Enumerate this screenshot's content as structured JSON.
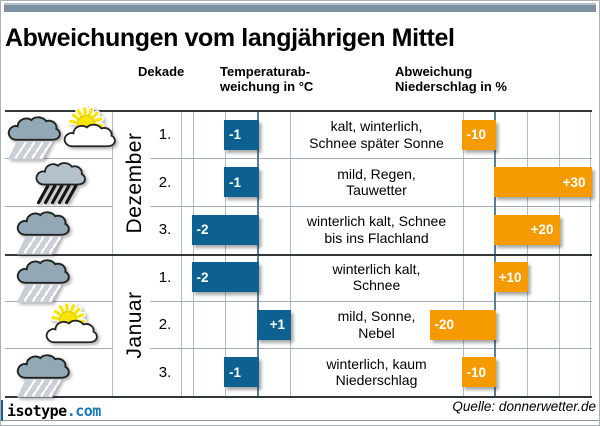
{
  "title": "Abweichungen vom langjährigen Mittel",
  "header": {
    "dekade": "Dekade",
    "temp_line1": "Temperaturab-",
    "temp_line2": "weichung in °C",
    "precip_line1": "Abweichung",
    "precip_line2": "Niederschlag in %"
  },
  "months": [
    {
      "name": "Dezember"
    },
    {
      "name": "Januar"
    }
  ],
  "rows": [
    {
      "month": "Dezember",
      "dekade": "1.",
      "icons": [
        "snow-cloud",
        "sun-cloud"
      ],
      "temp": -1,
      "temp_label": "-1",
      "precip": -10,
      "precip_label": "-10",
      "desc_line1": "kalt, winterlich,",
      "desc_line2": "Schnee später Sonne"
    },
    {
      "month": "Dezember",
      "dekade": "2.",
      "icons": [
        "rain-cloud"
      ],
      "temp": -1,
      "temp_label": "-1",
      "precip": 30,
      "precip_label": "+30",
      "desc_line1": "mild, Regen,",
      "desc_line2": "Tauwetter"
    },
    {
      "month": "Dezember",
      "dekade": "3.",
      "icons": [
        "snow-cloud"
      ],
      "temp": -2,
      "temp_label": "-2",
      "precip": 20,
      "precip_label": "+20",
      "desc_line1": "winterlich kalt, Schnee",
      "desc_line2": "bis ins Flachland"
    },
    {
      "month": "Januar",
      "dekade": "1.",
      "icons": [
        "snow-cloud"
      ],
      "temp": -2,
      "temp_label": "-2",
      "precip": 10,
      "precip_label": "+10",
      "desc_line1": "winterlich kalt,",
      "desc_line2": "Schnee"
    },
    {
      "month": "Januar",
      "dekade": "2.",
      "icons": [
        "sun-cloud"
      ],
      "temp": 1,
      "temp_label": "+1",
      "precip": -20,
      "precip_label": "-20",
      "desc_line1": "mild, Sonne,",
      "desc_line2": "Nebel"
    },
    {
      "month": "Januar",
      "dekade": "3.",
      "icons": [
        "snow-cloud"
      ],
      "temp": -1,
      "temp_label": "-1",
      "precip": -10,
      "precip_label": "-10",
      "desc_line1": "winterlich, kaum",
      "desc_line2": "Niederschlag"
    }
  ],
  "footer": {
    "logo_black": "isotype",
    "logo_blue": ".com",
    "source": "Quelle: donnerwetter.de"
  },
  "colors": {
    "temp_bar": "#0d6191",
    "precip_bar": "#f59b00",
    "grid_light": "#abc0cf",
    "zero_line": "#5d7d93",
    "separator_dark": "#33373c",
    "topbar": "#7d93a1",
    "logo_blue": "#1878b8",
    "cloud_gray": "#93a8b5",
    "rain_cloud_gray": "#b3c1ca",
    "sun_yellow": "#f8e504"
  },
  "chart_data": {
    "type": "bar",
    "orientation": "horizontal",
    "title": "Abweichungen vom langjährigen Mittel",
    "categories": [
      "Dezember 1.",
      "Dezember 2.",
      "Dezember 3.",
      "Januar 1.",
      "Januar 2.",
      "Januar 3."
    ],
    "series": [
      {
        "name": "Temperaturabweichung in °C",
        "values": [
          -1,
          -1,
          -2,
          -2,
          1,
          -1
        ],
        "color": "#0d6191",
        "axis_min": -2,
        "axis_max": 1,
        "gridline_step": 1
      },
      {
        "name": "Abweichung Niederschlag in %",
        "values": [
          -10,
          30,
          20,
          10,
          -20,
          -10
        ],
        "color": "#f59b00",
        "axis_min": -10,
        "axis_max": 30,
        "gridline_step": 10
      }
    ],
    "row_annotations": [
      "kalt, winterlich, Schnee später Sonne",
      "mild, Regen, Tauwetter",
      "winterlich kalt, Schnee bis ins Flachland",
      "winterlich kalt, Schnee",
      "mild, Sonne, Nebel",
      "winterlich, kaum Niederschlag"
    ],
    "grid": true,
    "legend_position": "none",
    "source": "Quelle: donnerwetter.de"
  }
}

========================================

WORK TO DO: Count how many lines above include the word "kalt" and answer with that figure only.

OUTPUT FOR THIS EXERCISE: 6